Only the lines from the one containing "Convert this document image to plain text." to the end of the entries should be written out, each exactly as it stands, both ends included.
[START]
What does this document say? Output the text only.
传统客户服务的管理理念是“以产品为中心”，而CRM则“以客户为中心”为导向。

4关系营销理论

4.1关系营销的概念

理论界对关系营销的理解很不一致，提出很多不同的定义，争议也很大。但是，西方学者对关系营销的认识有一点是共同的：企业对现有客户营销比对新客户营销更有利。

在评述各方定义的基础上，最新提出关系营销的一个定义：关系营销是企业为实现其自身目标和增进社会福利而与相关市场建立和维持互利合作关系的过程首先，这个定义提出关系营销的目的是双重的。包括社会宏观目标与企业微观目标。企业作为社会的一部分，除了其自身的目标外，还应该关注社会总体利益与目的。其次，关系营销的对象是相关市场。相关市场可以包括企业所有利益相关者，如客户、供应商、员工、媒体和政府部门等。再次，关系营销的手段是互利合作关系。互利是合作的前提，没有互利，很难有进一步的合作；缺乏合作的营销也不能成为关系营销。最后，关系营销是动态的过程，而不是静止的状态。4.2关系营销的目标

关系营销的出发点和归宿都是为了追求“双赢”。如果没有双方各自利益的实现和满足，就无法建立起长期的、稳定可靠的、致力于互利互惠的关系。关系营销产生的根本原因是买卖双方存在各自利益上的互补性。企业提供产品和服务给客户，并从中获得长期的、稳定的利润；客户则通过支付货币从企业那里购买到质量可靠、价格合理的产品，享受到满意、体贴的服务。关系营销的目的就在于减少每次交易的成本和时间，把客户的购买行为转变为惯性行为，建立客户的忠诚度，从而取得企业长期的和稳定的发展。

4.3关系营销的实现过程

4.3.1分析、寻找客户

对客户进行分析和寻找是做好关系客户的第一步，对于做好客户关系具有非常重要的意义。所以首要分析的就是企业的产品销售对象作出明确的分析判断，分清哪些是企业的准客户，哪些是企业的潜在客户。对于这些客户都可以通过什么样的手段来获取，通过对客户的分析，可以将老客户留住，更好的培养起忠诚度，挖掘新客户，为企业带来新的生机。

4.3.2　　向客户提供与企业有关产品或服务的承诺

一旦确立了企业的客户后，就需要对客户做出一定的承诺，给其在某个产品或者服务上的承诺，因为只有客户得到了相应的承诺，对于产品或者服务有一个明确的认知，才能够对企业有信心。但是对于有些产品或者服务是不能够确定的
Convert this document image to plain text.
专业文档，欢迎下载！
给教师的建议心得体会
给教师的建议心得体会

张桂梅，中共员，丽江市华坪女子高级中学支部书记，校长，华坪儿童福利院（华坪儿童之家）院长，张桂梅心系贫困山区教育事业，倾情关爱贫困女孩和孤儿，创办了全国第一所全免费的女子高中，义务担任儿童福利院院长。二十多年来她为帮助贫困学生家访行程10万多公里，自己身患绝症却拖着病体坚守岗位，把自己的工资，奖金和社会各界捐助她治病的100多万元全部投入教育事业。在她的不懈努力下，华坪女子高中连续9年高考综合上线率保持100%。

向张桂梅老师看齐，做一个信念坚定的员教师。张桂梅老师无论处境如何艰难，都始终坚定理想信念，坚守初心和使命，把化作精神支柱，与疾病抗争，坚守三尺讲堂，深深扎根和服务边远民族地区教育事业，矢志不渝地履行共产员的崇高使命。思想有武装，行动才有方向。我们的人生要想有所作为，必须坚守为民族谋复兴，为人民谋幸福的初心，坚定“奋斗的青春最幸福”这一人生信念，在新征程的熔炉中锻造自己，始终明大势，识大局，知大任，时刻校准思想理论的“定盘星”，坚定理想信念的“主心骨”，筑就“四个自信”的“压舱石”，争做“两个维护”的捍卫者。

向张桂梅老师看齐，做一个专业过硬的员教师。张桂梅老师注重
[END]
Problem solution -
Convert this document image to plain text.
专业文档，欢迎下载！
给教师的建议心得体会
给教师的建议心得体会

张桂梅，中共员，丽江市华坪女子高级中学支部书记，校长，华坪儿童福利院（华坪儿童之家）院长，张桂梅心系贫困山区教育事业，倾情关爱贫困女孩和孤儿，创办了全国第一所全免费的女子高中，义务担任儿童福利院院长。二十多年来她为帮助贫困学生家访行程10万多公里，自己身患绝症却拖着病体坚守岗位，把自己的工资，奖金和社会各界捐助她治病的100多万元全部投入教育事业。在她的不懈努力下，华坪女子高中连续9年高考综合上线率保持100%。

向张桂梅老师看齐，做一个信念坚定的员教师。张桂梅老师无论处境如何艰难，都始终坚定理想信念，坚守初心和使命，把化作精神支柱，与疾病抗争，坚守三尺讲堂，深深扎根和服务边远民族地区教育事业，矢志不渝地履行共产员的崇高使命。思想有武装，行动才有方向。我们的人生要想有所作为，必须坚守为民族谋复兴，为人民谋幸福的初心，坚定“奋斗的青春最幸福”这一人生信念，在新征程的熔炉中锻造自己，始终明大势，识大局，知大任，时刻校准思想理论的“定盘星”，坚定理想信念的“主心骨”，筑就“四个自信”的“压舱石”，争做“两个维护”的捍卫者。

向张桂梅老师看齐，做一个专业过硬的员教师。张桂梅老师注重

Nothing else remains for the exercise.